**Challenge**
Update the items below by changing each "screenshot" to "screen capture" and keeping everything else as it stands. Leave the pictures out of your answer.

**Data for this task**
......

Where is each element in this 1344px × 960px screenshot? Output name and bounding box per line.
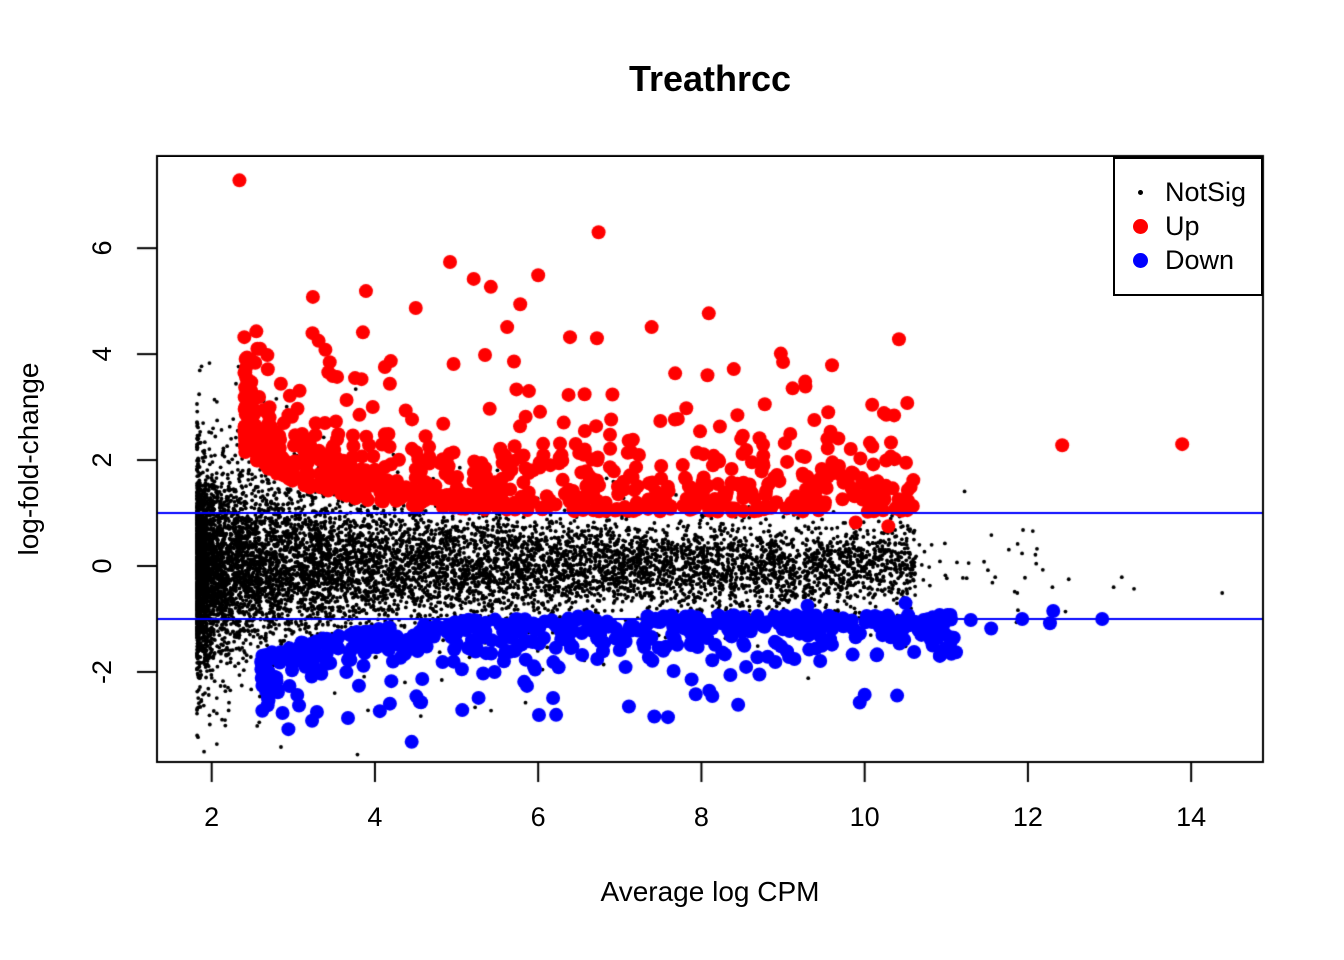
y-tick-label: 4 xyxy=(87,346,117,362)
x-tick-label: 8 xyxy=(693,802,709,832)
x-tick-label: 4 xyxy=(367,802,383,832)
legend-marker-dot-icon xyxy=(1137,190,1143,195)
legend-entry: NotSig xyxy=(1115,176,1261,210)
legend-entry: Down xyxy=(1115,244,1261,278)
legend-marker-cell xyxy=(1115,190,1165,195)
x-tick-label: 14 xyxy=(1176,802,1207,832)
legend-marker-cell xyxy=(1115,219,1165,234)
legend-marker-dot-icon xyxy=(1132,219,1148,234)
legend-label: NotSig xyxy=(1165,177,1247,207)
y-tick-label: -2 xyxy=(87,659,117,684)
legend-label: Down xyxy=(1165,245,1235,275)
legend-marker-dot-icon xyxy=(1132,253,1148,268)
x-tick-label: 12 xyxy=(1012,802,1043,832)
x-tick-label: 6 xyxy=(530,802,546,832)
chart-title: Treathrcc xyxy=(628,58,792,99)
legend-box: NotSig Up Down xyxy=(1113,157,1263,296)
y-axis-label: log-fold-change xyxy=(13,362,44,556)
x-tick-label: 2 xyxy=(204,802,220,832)
legend-marker-cell xyxy=(1115,253,1165,268)
legend-entry: Up xyxy=(1115,210,1261,244)
legend-label: Up xyxy=(1165,211,1200,241)
y-tick-label: 6 xyxy=(87,240,117,256)
x-tick-label: 10 xyxy=(849,802,880,832)
x-axis-label: Average log CPM xyxy=(600,876,820,907)
y-tick-label: 0 xyxy=(87,558,117,574)
y-tick-label: 2 xyxy=(87,452,117,468)
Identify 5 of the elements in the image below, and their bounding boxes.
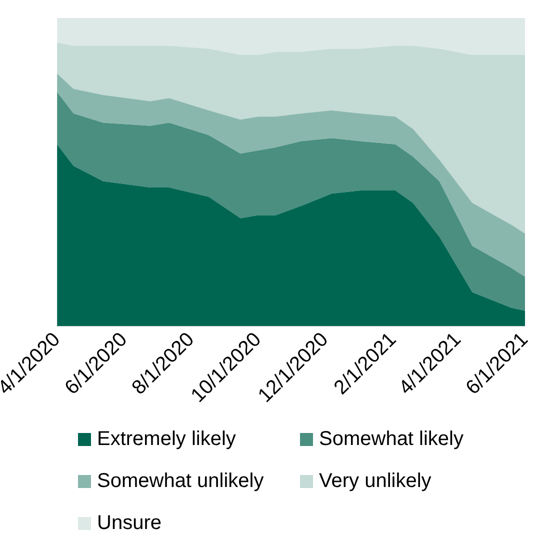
legend-label: Somewhat likely <box>319 428 464 450</box>
legend-label: Unsure <box>97 512 162 534</box>
legend-label: Extremely likely <box>97 428 236 450</box>
legend-label: Very unlikely <box>319 470 432 492</box>
legend-label: Somewhat unlikely <box>97 470 264 492</box>
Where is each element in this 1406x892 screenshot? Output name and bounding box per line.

......

**Full response**
Where is each element in this 1344px × 960px screen capture? Output name and bounding box per line.
y-tick-label: 4 xyxy=(87,346,117,362)
x-tick-label: 8 xyxy=(693,802,709,832)
x-tick-label: 4 xyxy=(367,802,383,832)
legend-marker-dot-icon xyxy=(1137,190,1143,195)
legend-entry: NotSig xyxy=(1115,176,1261,210)
legend-entry: Down xyxy=(1115,244,1261,278)
legend-marker-cell xyxy=(1115,190,1165,195)
x-tick-label: 14 xyxy=(1176,802,1207,832)
legend-marker-cell xyxy=(1115,219,1165,234)
legend-marker-dot-icon xyxy=(1132,219,1148,234)
legend-label: NotSig xyxy=(1165,177,1247,207)
y-tick-label: -2 xyxy=(87,659,117,684)
legend-label: Down xyxy=(1165,245,1235,275)
legend-marker-dot-icon xyxy=(1132,253,1148,268)
x-tick-label: 12 xyxy=(1012,802,1043,832)
x-tick-label: 6 xyxy=(530,802,546,832)
chart-title: Treathrcc xyxy=(628,58,792,99)
legend-box: NotSig Up Down xyxy=(1113,157,1263,296)
y-axis-label: log-fold-change xyxy=(13,362,44,556)
x-tick-label: 2 xyxy=(204,802,220,832)
legend-marker-cell xyxy=(1115,253,1165,268)
legend-entry: Up xyxy=(1115,210,1261,244)
legend-label: Up xyxy=(1165,211,1200,241)
y-tick-label: 6 xyxy=(87,240,117,256)
x-tick-label: 10 xyxy=(849,802,880,832)
x-axis-label: Average log CPM xyxy=(600,876,820,907)
y-tick-label: 0 xyxy=(87,558,117,574)
y-tick-label: 2 xyxy=(87,452,117,468)
Identify 5 of the elements in the image below, and their bounding boxes.
legend-label: Somewhat likely <box>319 428 464 450</box>
legend-label: Unsure <box>97 512 162 534</box>
legend-label: Extremely likely <box>97 428 236 450</box>
legend-label: Very unlikely <box>319 470 432 492</box>
legend-label: Somewhat unlikely <box>97 470 264 492</box>
Where is each element in this 1406x892 screen capture? Output name and bounding box per line.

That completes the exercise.